◆ **The problem**
Set the listing down again in full, word for word, with the pictures left out.

◆ **Excerpt from a dataset**
++++++++
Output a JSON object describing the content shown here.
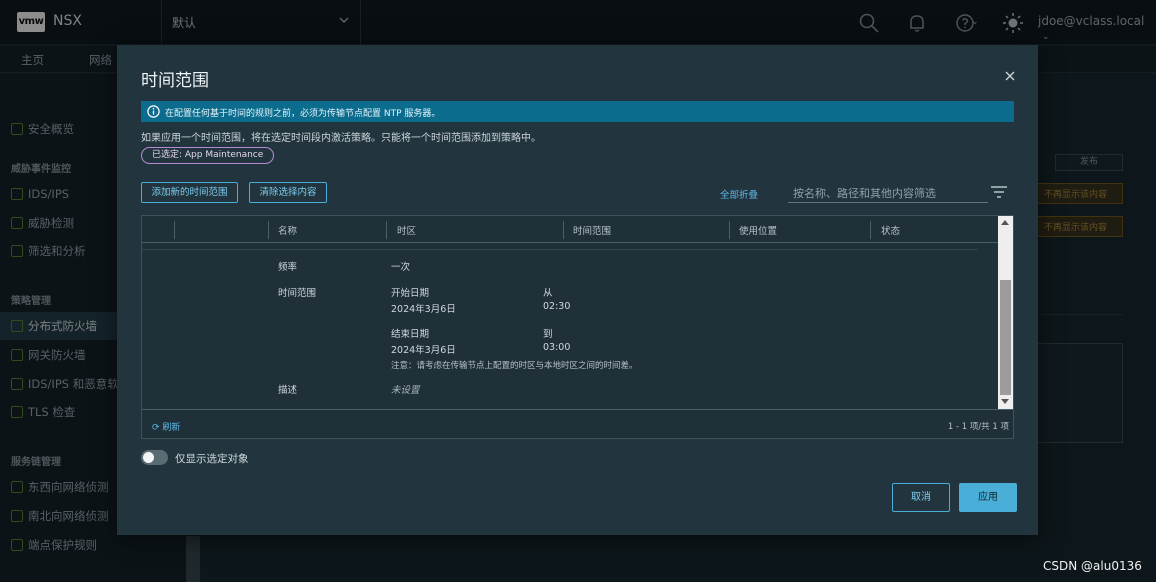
{
  "header": {
    "logo": "vmw",
    "app_name": "NSX",
    "context": "默认",
    "user": "jdoe@vclass.local"
  },
  "nav": {
    "tabs": [
      "主页",
      "网络"
    ]
  },
  "sidebar": {
    "items": [
      {
        "type": "item",
        "label": "安全概览"
      },
      {
        "type": "head",
        "label": "威胁事件监控"
      },
      {
        "type": "item",
        "label": "IDS/IPS"
      },
      {
        "type": "item",
        "label": "威胁检测"
      },
      {
        "type": "item",
        "label": "筛选和分析"
      },
      {
        "type": "head",
        "label": "策略管理"
      },
      {
        "type": "item",
        "label": "分布式防火墙",
        "active": true
      },
      {
        "type": "item",
        "label": "网关防火墙"
      },
      {
        "type": "item",
        "label": "IDS/IPS 和恶意软"
      },
      {
        "type": "item",
        "label": "TLS 检查"
      },
      {
        "type": "head",
        "label": "服务链管理"
      },
      {
        "type": "item",
        "label": "东西向网络侦测"
      },
      {
        "type": "item",
        "label": "南北向网络侦测"
      },
      {
        "type": "item",
        "label": "端点保护规则"
      }
    ]
  },
  "background": {
    "publish_label": "发布",
    "warn_1": "不再显示该内容",
    "warn_2": "不再显示该内容"
  },
  "modal": {
    "title": "时间范围",
    "info": "在配置任何基于时间的规则之前，必须为传输节点配置 NTP 服务器。",
    "description": "如果应用一个时间范围，将在选定时间段内激活策略。只能将一个时间范围添加到策略中。",
    "chip": "已选定: App Maintenance",
    "add_button": "添加新的时间范围",
    "clear_button": "清除选择内容",
    "collapse_all": "全部折叠",
    "search_placeholder": "按名称、路径和其他内容筛选",
    "columns": [
      "名称",
      "时区",
      "时间范围",
      "使用位置",
      "状态"
    ],
    "detail": {
      "frequency_label": "频率",
      "frequency_value": "一次",
      "time_range_label": "时间范围",
      "start_date_label": "开始日期",
      "start_date": "2024年3月6日",
      "from_label": "从",
      "from_time": "02:30",
      "end_date_label": "结束日期",
      "end_date": "2024年3月6日",
      "to_label": "到",
      "to_time": "03:00",
      "note": "注意：请考虑在传输节点上配置的时区与本地时区之间的时间差。",
      "description_label": "描述",
      "description_value": "未设置"
    },
    "refresh": "刷新",
    "pagination": "1 - 1 项/共 1 项",
    "toggle_label": "仅显示选定对象",
    "cancel": "取消",
    "apply": "应用"
  },
  "watermark": "CSDN @alu0136",
  "colors": {
    "accent": "#49afd9",
    "info_bar": "#0b6c8e",
    "chip_border": "#b68cd2"
  }
}
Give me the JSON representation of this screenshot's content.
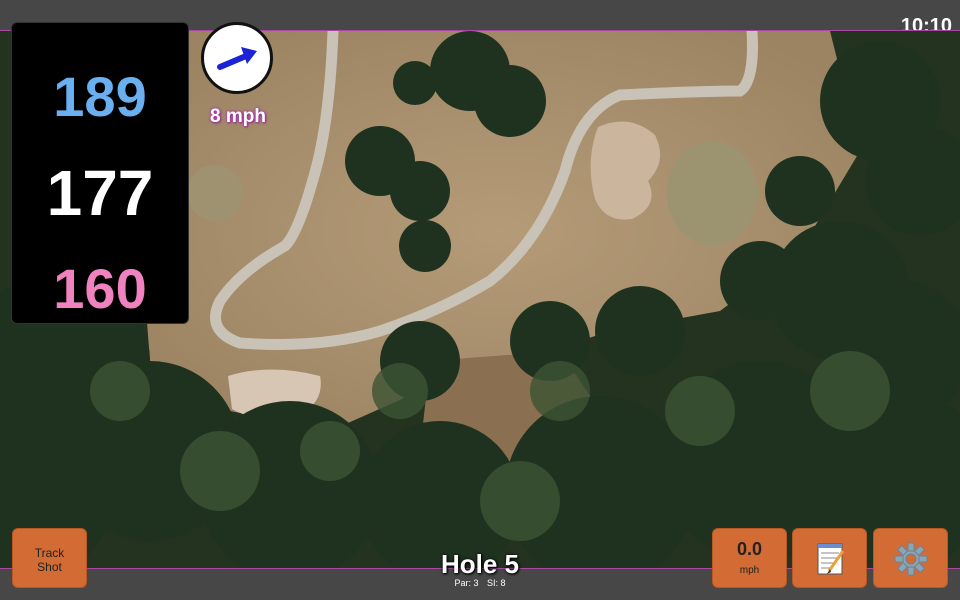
{
  "status": {
    "time": "10:10"
  },
  "yardage": {
    "back": "189",
    "center": "177",
    "front": "160"
  },
  "wind": {
    "speed": "8 mph",
    "icon": "wind-arrow-icon"
  },
  "buttons": {
    "track_shot_line1": "Track",
    "track_shot_line2": "Shot",
    "speed_value": "0.0",
    "speed_unit": "mph",
    "notes_icon": "notepad-icon",
    "settings_icon": "gear-icon"
  },
  "hole": {
    "title": "Hole 5",
    "par": "Par: 3",
    "si": "SI: 8"
  },
  "colors": {
    "button": "#d26b34",
    "back_yardage": "#6ab0f0",
    "front_yardage": "#f082c0",
    "accent": "#a64aa6"
  }
}
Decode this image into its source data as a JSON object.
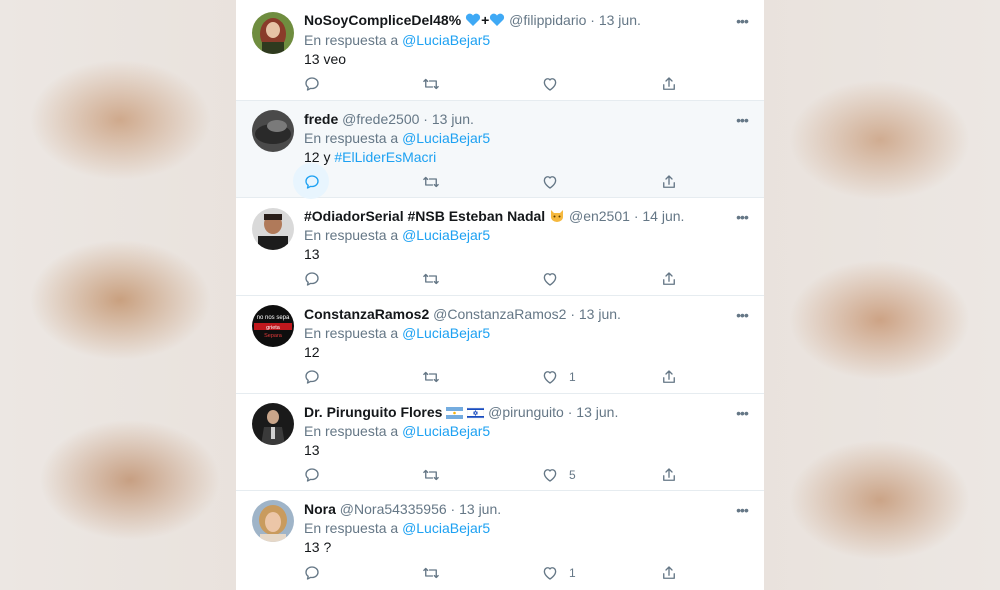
{
  "reply_prefix": "En respuesta a",
  "tweets": [
    {
      "name": "NoSoyCompliceDel48%",
      "handle": "@filippidario",
      "date": "13 jun.",
      "reply_to": "@LuciaBejar5",
      "text": "13 veo",
      "likes": "",
      "name_emoji": "blue-heart + blue-heart"
    },
    {
      "name": "frede",
      "handle": "@frede2500",
      "date": "13 jun.",
      "reply_to": "@LuciaBejar5",
      "text_prefix": "12 y ",
      "hashtag": "#ElLiderEsMacri",
      "likes": ""
    },
    {
      "name": "#OdiadorSerial #NSB Esteban Nadal",
      "handle": "@en2501",
      "date": "14 jun.",
      "reply_to": "@LuciaBejar5",
      "text": "13",
      "likes": "",
      "name_emoji": "cat-face"
    },
    {
      "name": "ConstanzaRamos2",
      "handle": "@ConstanzaRamos2",
      "date": "13 jun.",
      "reply_to": "@LuciaBejar5",
      "text": "12",
      "likes": "1",
      "avatar_text": [
        "no nos sepa",
        "grieta",
        "Separa"
      ]
    },
    {
      "name": "Dr. Pirunguito Flores",
      "handle": "@pirunguito",
      "date": "13 jun.",
      "reply_to": "@LuciaBejar5",
      "text": "13",
      "likes": "5",
      "name_emoji": "argentina-flag israel-flag"
    },
    {
      "name": "Nora",
      "handle": "@Nora54335956",
      "date": "13 jun.",
      "reply_to": "@LuciaBejar5",
      "text": "13 ?",
      "likes": "1"
    }
  ],
  "icons": {
    "reply": "reply-icon",
    "retweet": "retweet-icon",
    "like": "heart-icon",
    "share": "share-icon",
    "more": "more-icon"
  },
  "colors": {
    "link": "#1da1f2",
    "text": "#14171a",
    "muted": "#657786",
    "highlight_bg": "#f5f8fa"
  }
}
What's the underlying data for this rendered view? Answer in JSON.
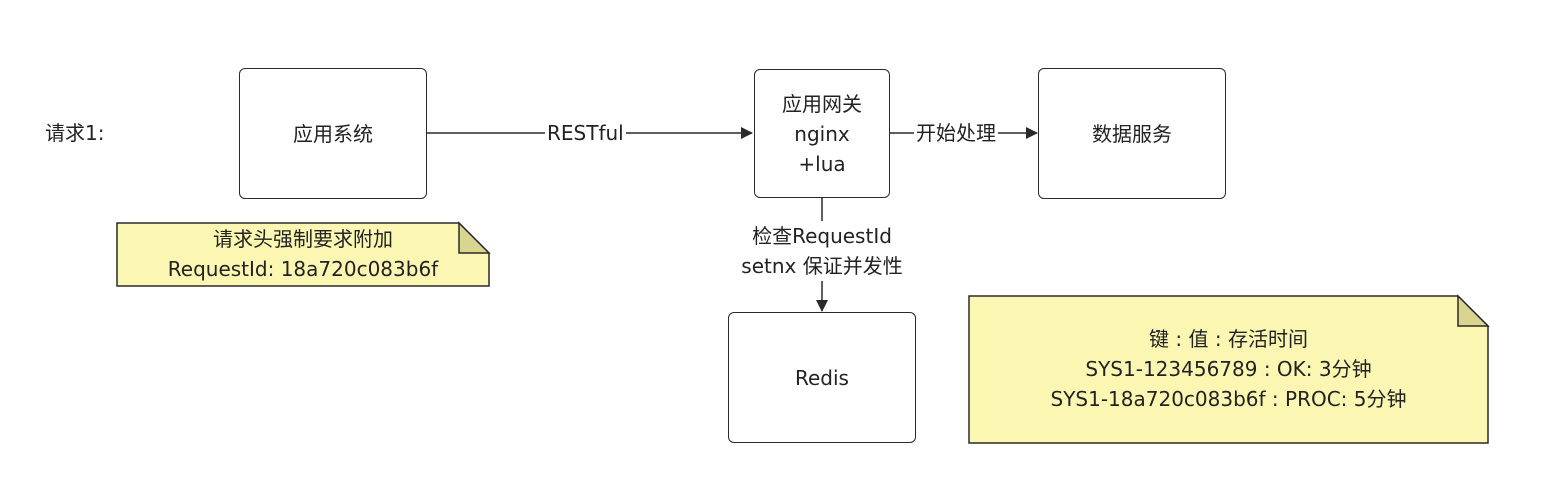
{
  "request_label": "请求1:",
  "nodes": {
    "app_system": "应用系统",
    "gateway": [
      "应用网关",
      "nginx",
      "+lua"
    ],
    "data_service": "数据服务",
    "redis": "Redis"
  },
  "edges": {
    "restful": "RESTful",
    "start_processing": "开始处理",
    "check": [
      "检查RequestId",
      "setnx 保证并发性"
    ]
  },
  "notes": {
    "request_header": [
      "请求头强制要求附加",
      "RequestId: 18a720c083b6f"
    ],
    "redis_keys": [
      "键 : 值 : 存活时间",
      "SYS1-123456789 : OK: 3分钟",
      "SYS1-18a720c083b6f : PROC: 5分钟"
    ]
  },
  "colors": {
    "note_fill": "#fbf7b3",
    "note_fold": "#d9d58f",
    "stroke": "#2a2a2a"
  }
}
++++++++
◆ **Finished exercise**
Output a JSON object describing the content shown here.
{
  "header": {
    "logo": "vmw",
    "app_name": "NSX",
    "context": "默认",
    "user": "jdoe@vclass.local"
  },
  "nav": {
    "tabs": [
      "主页",
      "网络"
    ]
  },
  "sidebar": {
    "items": [
      {
        "type": "item",
        "label": "安全概览"
      },
      {
        "type": "head",
        "label": "威胁事件监控"
      },
      {
        "type": "item",
        "label": "IDS/IPS"
      },
      {
        "type": "item",
        "label": "威胁检测"
      },
      {
        "type": "item",
        "label": "筛选和分析"
      },
      {
        "type": "head",
        "label": "策略管理"
      },
      {
        "type": "item",
        "label": "分布式防火墙",
        "active": true
      },
      {
        "type": "item",
        "label": "网关防火墙"
      },
      {
        "type": "item",
        "label": "IDS/IPS 和恶意软"
      },
      {
        "type": "item",
        "label": "TLS 检查"
      },
      {
        "type": "head",
        "label": "服务链管理"
      },
      {
        "type": "item",
        "label": "东西向网络侦测"
      },
      {
        "type": "item",
        "label": "南北向网络侦测"
      },
      {
        "type": "item",
        "label": "端点保护规则"
      }
    ]
  },
  "background": {
    "publish_label": "发布",
    "warn_1": "不再显示该内容",
    "warn_2": "不再显示该内容"
  },
  "modal": {
    "title": "时间范围",
    "info": "在配置任何基于时间的规则之前，必须为传输节点配置 NTP 服务器。",
    "description": "如果应用一个时间范围，将在选定时间段内激活策略。只能将一个时间范围添加到策略中。",
    "chip": "已选定: App Maintenance",
    "add_button": "添加新的时间范围",
    "clear_button": "清除选择内容",
    "collapse_all": "全部折叠",
    "search_placeholder": "按名称、路径和其他内容筛选",
    "columns": [
      "名称",
      "时区",
      "时间范围",
      "使用位置",
      "状态"
    ],
    "detail": {
      "frequency_label": "频率",
      "frequency_value": "一次",
      "time_range_label": "时间范围",
      "start_date_label": "开始日期",
      "start_date": "2024年3月6日",
      "from_label": "从",
      "from_time": "02:30",
      "end_date_label": "结束日期",
      "end_date": "2024年3月6日",
      "to_label": "到",
      "to_time": "03:00",
      "note": "注意：请考虑在传输节点上配置的时区与本地时区之间的时间差。",
      "description_label": "描述",
      "description_value": "未设置"
    },
    "refresh": "刷新",
    "pagination": "1 - 1 项/共 1 项",
    "toggle_label": "仅显示选定对象",
    "cancel": "取消",
    "apply": "应用"
  },
  "watermark": "CSDN @alu0136",
  "colors": {
    "accent": "#49afd9",
    "info_bar": "#0b6c8e",
    "chip_border": "#b68cd2"
  }
}
Give me the JSON representation of this screenshot's content.
{
  "status": {
    "time": "10:10"
  },
  "yardage": {
    "back": "189",
    "center": "177",
    "front": "160"
  },
  "wind": {
    "speed": "8 mph",
    "icon": "wind-arrow-icon"
  },
  "buttons": {
    "track_shot_line1": "Track",
    "track_shot_line2": "Shot",
    "speed_value": "0.0",
    "speed_unit": "mph",
    "notes_icon": "notepad-icon",
    "settings_icon": "gear-icon"
  },
  "hole": {
    "title": "Hole 5",
    "par": "Par: 3",
    "si": "SI: 8"
  },
  "colors": {
    "button": "#d26b34",
    "back_yardage": "#6ab0f0",
    "front_yardage": "#f082c0",
    "accent": "#a64aa6"
  }
}
Decode this image into its source data as a JSON object.
{
  "reply_prefix": "En respuesta a",
  "tweets": [
    {
      "name": "NoSoyCompliceDel48%",
      "handle": "@filippidario",
      "date": "13 jun.",
      "reply_to": "@LuciaBejar5",
      "text": "13 veo",
      "likes": "",
      "name_emoji": "blue-heart + blue-heart"
    },
    {
      "name": "frede",
      "handle": "@frede2500",
      "date": "13 jun.",
      "reply_to": "@LuciaBejar5",
      "text_prefix": "12 y ",
      "hashtag": "#ElLiderEsMacri",
      "likes": ""
    },
    {
      "name": "#OdiadorSerial #NSB Esteban Nadal",
      "handle": "@en2501",
      "date": "14 jun.",
      "reply_to": "@LuciaBejar5",
      "text": "13",
      "likes": "",
      "name_emoji": "cat-face"
    },
    {
      "name": "ConstanzaRamos2",
      "handle": "@ConstanzaRamos2",
      "date": "13 jun.",
      "reply_to": "@LuciaBejar5",
      "text": "12",
      "likes": "1",
      "avatar_text": [
        "no nos sepa",
        "grieta",
        "Separa"
      ]
    },
    {
      "name": "Dr. Pirunguito Flores",
      "handle": "@pirunguito",
      "date": "13 jun.",
      "reply_to": "@LuciaBejar5",
      "text": "13",
      "likes": "5",
      "name_emoji": "argentina-flag israel-flag"
    },
    {
      "name": "Nora",
      "handle": "@Nora54335956",
      "date": "13 jun.",
      "reply_to": "@LuciaBejar5",
      "text": "13 ?",
      "likes": "1"
    }
  ],
  "icons": {
    "reply": "reply-icon",
    "retweet": "retweet-icon",
    "like": "heart-icon",
    "share": "share-icon",
    "more": "more-icon"
  },
  "colors": {
    "link": "#1da1f2",
    "text": "#14171a",
    "muted": "#657786",
    "highlight_bg": "#f5f8fa"
  }
}
What's the underlying data for this rendered view? Answer in JSON.
{
  "request_label": "请求1:",
  "nodes": {
    "app_system": "应用系统",
    "gateway": [
      "应用网关",
      "nginx",
      "+lua"
    ],
    "data_service": "数据服务",
    "redis": "Redis"
  },
  "edges": {
    "restful": "RESTful",
    "start_processing": "开始处理",
    "check": [
      "检查RequestId",
      "setnx 保证并发性"
    ]
  },
  "notes": {
    "request_header": [
      "请求头强制要求附加",
      "RequestId: 18a720c083b6f"
    ],
    "redis_keys": [
      "键 : 值 : 存活时间",
      "SYS1-123456789 : OK: 3分钟",
      "SYS1-18a720c083b6f : PROC: 5分钟"
    ]
  },
  "colors": {
    "note_fill": "#fbf7b3",
    "note_fold": "#d9d58f",
    "stroke": "#2a2a2a"
  }
}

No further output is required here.